→ YOUR INSTRUCTIONS:
The listing beneath should be written out in full, exactly as shown.

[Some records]
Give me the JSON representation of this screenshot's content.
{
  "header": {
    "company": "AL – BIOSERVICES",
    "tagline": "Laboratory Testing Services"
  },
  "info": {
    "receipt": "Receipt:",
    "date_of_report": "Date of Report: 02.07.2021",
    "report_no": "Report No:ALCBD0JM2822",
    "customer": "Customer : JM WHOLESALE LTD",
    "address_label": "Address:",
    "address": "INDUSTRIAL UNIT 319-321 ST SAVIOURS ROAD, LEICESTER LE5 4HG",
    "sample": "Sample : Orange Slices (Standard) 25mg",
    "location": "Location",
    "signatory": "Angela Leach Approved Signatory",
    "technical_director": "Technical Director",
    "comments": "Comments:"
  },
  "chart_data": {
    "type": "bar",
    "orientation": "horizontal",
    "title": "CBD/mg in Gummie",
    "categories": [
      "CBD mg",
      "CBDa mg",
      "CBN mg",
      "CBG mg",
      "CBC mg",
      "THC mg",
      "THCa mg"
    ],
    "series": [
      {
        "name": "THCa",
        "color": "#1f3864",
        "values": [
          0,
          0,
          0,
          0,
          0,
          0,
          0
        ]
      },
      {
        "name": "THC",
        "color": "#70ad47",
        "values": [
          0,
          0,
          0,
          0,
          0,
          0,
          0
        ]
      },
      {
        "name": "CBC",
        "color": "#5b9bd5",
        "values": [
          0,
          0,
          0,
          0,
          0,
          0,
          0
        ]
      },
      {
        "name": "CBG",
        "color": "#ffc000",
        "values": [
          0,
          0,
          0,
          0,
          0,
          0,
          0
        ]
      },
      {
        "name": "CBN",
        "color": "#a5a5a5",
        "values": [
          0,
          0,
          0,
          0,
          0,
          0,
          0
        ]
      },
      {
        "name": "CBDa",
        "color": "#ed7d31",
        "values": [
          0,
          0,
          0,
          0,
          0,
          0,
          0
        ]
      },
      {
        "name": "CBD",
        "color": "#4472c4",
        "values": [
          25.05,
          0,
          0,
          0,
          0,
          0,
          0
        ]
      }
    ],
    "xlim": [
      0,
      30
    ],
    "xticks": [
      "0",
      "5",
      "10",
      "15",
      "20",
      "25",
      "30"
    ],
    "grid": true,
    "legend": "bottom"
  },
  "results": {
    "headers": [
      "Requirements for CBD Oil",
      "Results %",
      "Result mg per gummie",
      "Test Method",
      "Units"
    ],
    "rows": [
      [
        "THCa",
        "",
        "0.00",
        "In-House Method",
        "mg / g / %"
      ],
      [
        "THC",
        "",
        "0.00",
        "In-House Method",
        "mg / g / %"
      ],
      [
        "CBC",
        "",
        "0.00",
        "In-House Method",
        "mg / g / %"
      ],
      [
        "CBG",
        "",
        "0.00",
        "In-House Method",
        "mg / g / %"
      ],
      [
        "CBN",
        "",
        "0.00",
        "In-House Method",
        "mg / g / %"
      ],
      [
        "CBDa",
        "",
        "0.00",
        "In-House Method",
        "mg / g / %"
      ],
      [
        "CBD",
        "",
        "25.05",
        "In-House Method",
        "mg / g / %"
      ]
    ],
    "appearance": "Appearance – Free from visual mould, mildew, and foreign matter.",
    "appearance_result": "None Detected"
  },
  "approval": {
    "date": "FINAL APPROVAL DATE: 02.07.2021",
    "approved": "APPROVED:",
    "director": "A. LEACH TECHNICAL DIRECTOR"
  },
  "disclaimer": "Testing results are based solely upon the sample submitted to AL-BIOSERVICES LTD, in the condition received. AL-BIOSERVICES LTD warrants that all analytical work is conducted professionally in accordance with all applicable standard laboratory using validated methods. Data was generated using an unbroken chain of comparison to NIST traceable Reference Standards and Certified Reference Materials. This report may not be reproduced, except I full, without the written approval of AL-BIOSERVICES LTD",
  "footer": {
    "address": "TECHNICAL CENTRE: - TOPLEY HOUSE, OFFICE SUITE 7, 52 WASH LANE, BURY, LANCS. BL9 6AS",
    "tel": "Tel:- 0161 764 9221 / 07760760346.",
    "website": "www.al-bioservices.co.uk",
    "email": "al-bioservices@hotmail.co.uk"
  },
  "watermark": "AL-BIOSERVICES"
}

→ ANSWER IN FULL:
Give me the JSON representation of this screenshot's content.
{
  "header": {
    "company": "AL – BIOSERVICES",
    "tagline": "Laboratory Testing Services"
  },
  "info": {
    "receipt": "Receipt:",
    "date_of_report": "Date of Report: 02.07.2021",
    "report_no": "Report No:ALCBD0JM2822",
    "customer": "Customer : JM WHOLESALE LTD",
    "address_label": "Address:",
    "address": "INDUSTRIAL UNIT 319-321 ST SAVIOURS ROAD, LEICESTER LE5 4HG",
    "sample": "Sample : Orange Slices (Standard) 25mg",
    "location": "Location",
    "signatory": "Angela Leach Approved Signatory",
    "technical_director": "Technical Director",
    "comments": "Comments:"
  },
  "chart_data": {
    "type": "bar",
    "orientation": "horizontal",
    "title": "CBD/mg in Gummie",
    "categories": [
      "CBD mg",
      "CBDa mg",
      "CBN mg",
      "CBG mg",
      "CBC mg",
      "THC mg",
      "THCa mg"
    ],
    "series": [
      {
        "name": "THCa",
        "color": "#1f3864",
        "values": [
          0,
          0,
          0,
          0,
          0,
          0,
          0
        ]
      },
      {
        "name": "THC",
        "color": "#70ad47",
        "values": [
          0,
          0,
          0,
          0,
          0,
          0,
          0
        ]
      },
      {
        "name": "CBC",
        "color": "#5b9bd5",
        "values": [
          0,
          0,
          0,
          0,
          0,
          0,
          0
        ]
      },
      {
        "name": "CBG",
        "color": "#ffc000",
        "values": [
          0,
          0,
          0,
          0,
          0,
          0,
          0
        ]
      },
      {
        "name": "CBN",
        "color": "#a5a5a5",
        "values": [
          0,
          0,
          0,
          0,
          0,
          0,
          0
        ]
      },
      {
        "name": "CBDa",
        "color": "#ed7d31",
        "values": [
          0,
          0,
          0,
          0,
          0,
          0,
          0
        ]
      },
      {
        "name": "CBD",
        "color": "#4472c4",
        "values": [
          25.05,
          0,
          0,
          0,
          0,
          0,
          0
        ]
      }
    ],
    "xlim": [
      0,
      30
    ],
    "xticks": [
      "0",
      "5",
      "10",
      "15",
      "20",
      "25",
      "30"
    ],
    "grid": true,
    "legend": "bottom"
  },
  "results": {
    "headers": [
      "Requirements for CBD Oil",
      "Results %",
      "Result mg per gummie",
      "Test Method",
      "Units"
    ],
    "rows": [
      [
        "THCa",
        "",
        "0.00",
        "In-House Method",
        "mg / g / %"
      ],
      [
        "THC",
        "",
        "0.00",
        "In-House Method",
        "mg / g / %"
      ],
      [
        "CBC",
        "",
        "0.00",
        "In-House Method",
        "mg / g / %"
      ],
      [
        "CBG",
        "",
        "0.00",
        "In-House Method",
        "mg / g / %"
      ],
      [
        "CBN",
        "",
        "0.00",
        "In-House Method",
        "mg / g / %"
      ],
      [
        "CBDa",
        "",
        "0.00",
        "In-House Method",
        "mg / g / %"
      ],
      [
        "CBD",
        "",
        "25.05",
        "In-House Method",
        "mg / g / %"
      ]
    ],
    "appearance": "Appearance – Free from visual mould, mildew, and foreign matter.",
    "appearance_result": "None Detected"
  },
  "approval": {
    "date": "FINAL APPROVAL DATE: 02.07.2021",
    "approved": "APPROVED:",
    "director": "A. LEACH TECHNICAL DIRECTOR"
  },
  "disclaimer": "Testing results are based solely upon the sample submitted to AL-BIOSERVICES LTD, in the condition received. AL-BIOSERVICES LTD warrants that all analytical work is conducted professionally in accordance with all applicable standard laboratory using validated methods. Data was generated using an unbroken chain of comparison to NIST traceable Reference Standards and Certified Reference Materials. This report may not be reproduced, except I full, without the written approval of AL-BIOSERVICES LTD",
  "footer": {
    "address": "TECHNICAL CENTRE: - TOPLEY HOUSE, OFFICE SUITE 7, 52 WASH LANE, BURY, LANCS. BL9 6AS",
    "tel": "Tel:- 0161 764 9221 / 07760760346.",
    "website": "www.al-bioservices.co.uk",
    "email": "al-bioservices@hotmail.co.uk"
  },
  "watermark": "AL-BIOSERVICES"
}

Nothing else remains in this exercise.